▸ **Task details**
Copy out the listing that follows, exact in every word, and skip the images.

"""

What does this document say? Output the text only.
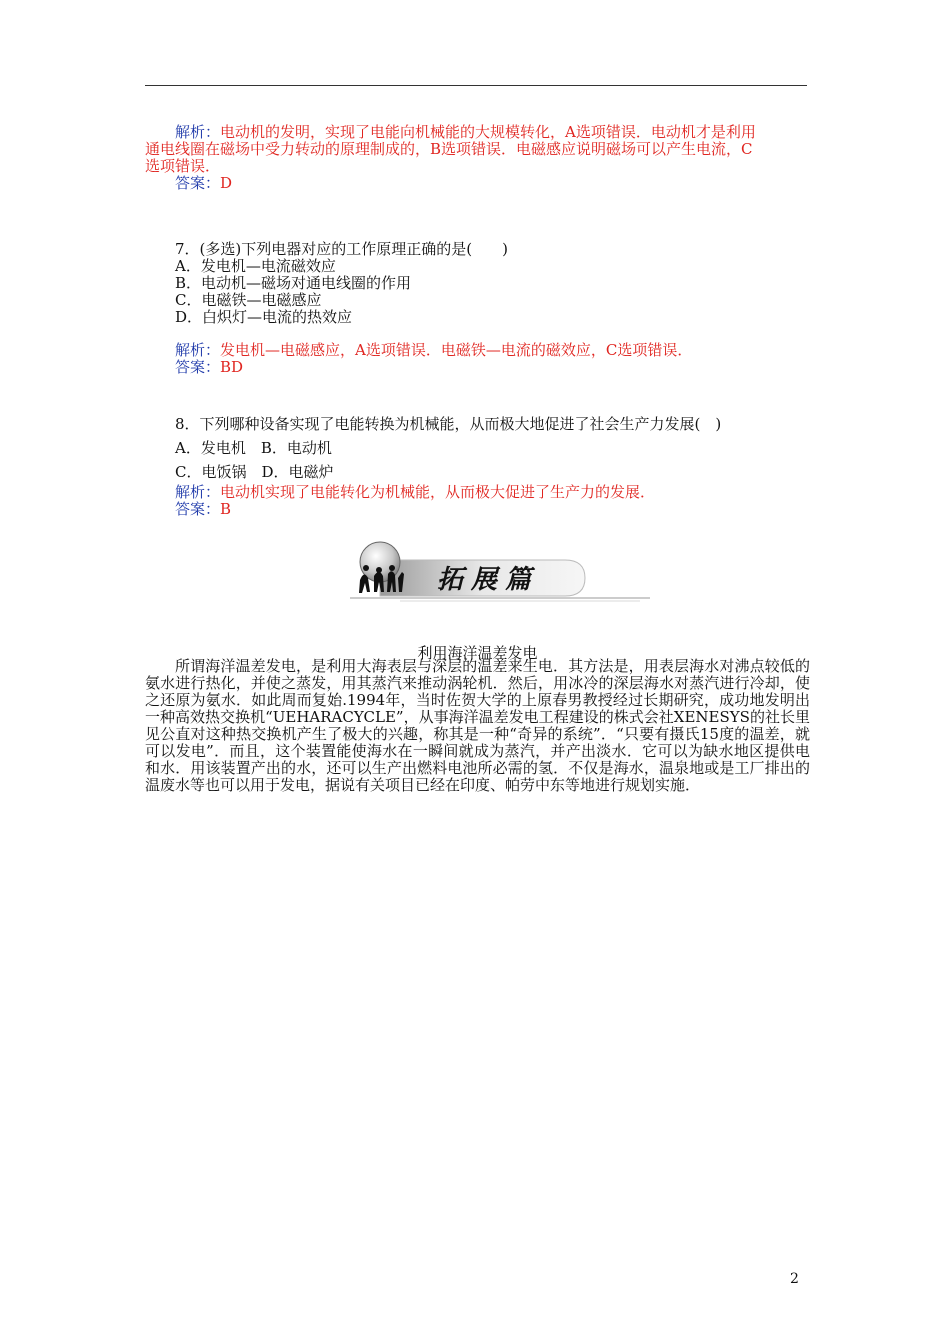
解析：电动机的发明，实现了电能向机械能的大规模转化，A选项错误．电动机才是利用
通电线圈在磁场中受力转动的原理制成的，B选项错误．电磁感应说明磁场可以产生电流，C
选项错误．
答案：D
7．(多选)下列电器对应的工作原理正确的是(　　)
A．发电机—电流磁效应
B．电动机—磁场对通电线圈的作用
C．电磁铁—电磁感应
D．白炽灯—电流的热效应
解析：发电机—电磁感应，A选项错误．电磁铁—电流的磁效应，C选项错误．
答案：BD
8．下列哪种设备实现了电能转换为机械能，从而极大地促进了社会生产力发展(　)
A．发电机　B．电动机
C．电饭锅　D．电磁炉
解析：电动机实现了电能转化为机械能，从而极大促进了生产力的发展．
答案：B
拓展篇
利用海洋温差发电
所谓海洋温差发电，是利用大海表层与深层的温差来生电．其方法是，用表层海水对沸点较低的氨水进行热化，并使之蒸发，用其蒸汽来推动涡轮机．然后，用冰冷的深层海水对蒸汽进行冷却，使之还原为氨水．如此周而复始.1994年，当时佐贺大学的上原春男教授经过长期研究，成功地发明出一种高效热交换机“UEHARACYCLE”，从事海洋温差发电工程建设的株式会社XENESYS的社长里见公直对这种热交换机产生了极大的兴趣，称其是一种“奇异的系统”．“只要有摄氏15度的温差，就可以发电”．而且，这个装置能使海水在一瞬间就成为蒸汽，并产出淡水．它可以为缺水地区提供电和水．用该装置产出的水，还可以生产出燃料电池所必需的氢．不仅是海水，温泉地或是工厂排出的温废水等也可以用于发电，据说有关项目已经在印度、帕劳中东等地进行规划实施．
2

"""

▸ **Result for this exercise**
What does this document say? Output the text only.
解析：电动机的发明，实现了电能向机械能的大规模转化，A选项错误．电动机才是利用
通电线圈在磁场中受力转动的原理制成的，B选项错误．电磁感应说明磁场可以产生电流，C
选项错误．
答案：D
7．(多选)下列电器对应的工作原理正确的是(　　)
A．发电机—电流磁效应
B．电动机—磁场对通电线圈的作用
C．电磁铁—电磁感应
D．白炽灯—电流的热效应
解析：发电机—电磁感应，A选项错误．电磁铁—电流的磁效应，C选项错误．
答案：BD
8．下列哪种设备实现了电能转换为机械能，从而极大地促进了社会生产力发展(　)
A．发电机　B．电动机
C．电饭锅　D．电磁炉
解析：电动机实现了电能转化为机械能，从而极大促进了生产力的发展．
答案：B
拓展篇
利用海洋温差发电
所谓海洋温差发电，是利用大海表层与深层的温差来生电．其方法是，用表层海水对沸点较低的氨水进行热化，并使之蒸发，用其蒸汽来推动涡轮机．然后，用冰冷的深层海水对蒸汽进行冷却，使之还原为氨水．如此周而复始.1994年，当时佐贺大学的上原春男教授经过长期研究，成功地发明出一种高效热交换机“UEHARACYCLE”，从事海洋温差发电工程建设的株式会社XENESYS的社长里见公直对这种热交换机产生了极大的兴趣，称其是一种“奇异的系统”．“只要有摄氏15度的温差，就可以发电”．而且，这个装置能使海水在一瞬间就成为蒸汽，并产出淡水．它可以为缺水地区提供电和水．用该装置产出的水，还可以生产出燃料电池所必需的氢．不仅是海水，温泉地或是工厂排出的温废水等也可以用于发电，据说有关项目已经在印度、帕劳中东等地进行规划实施．
2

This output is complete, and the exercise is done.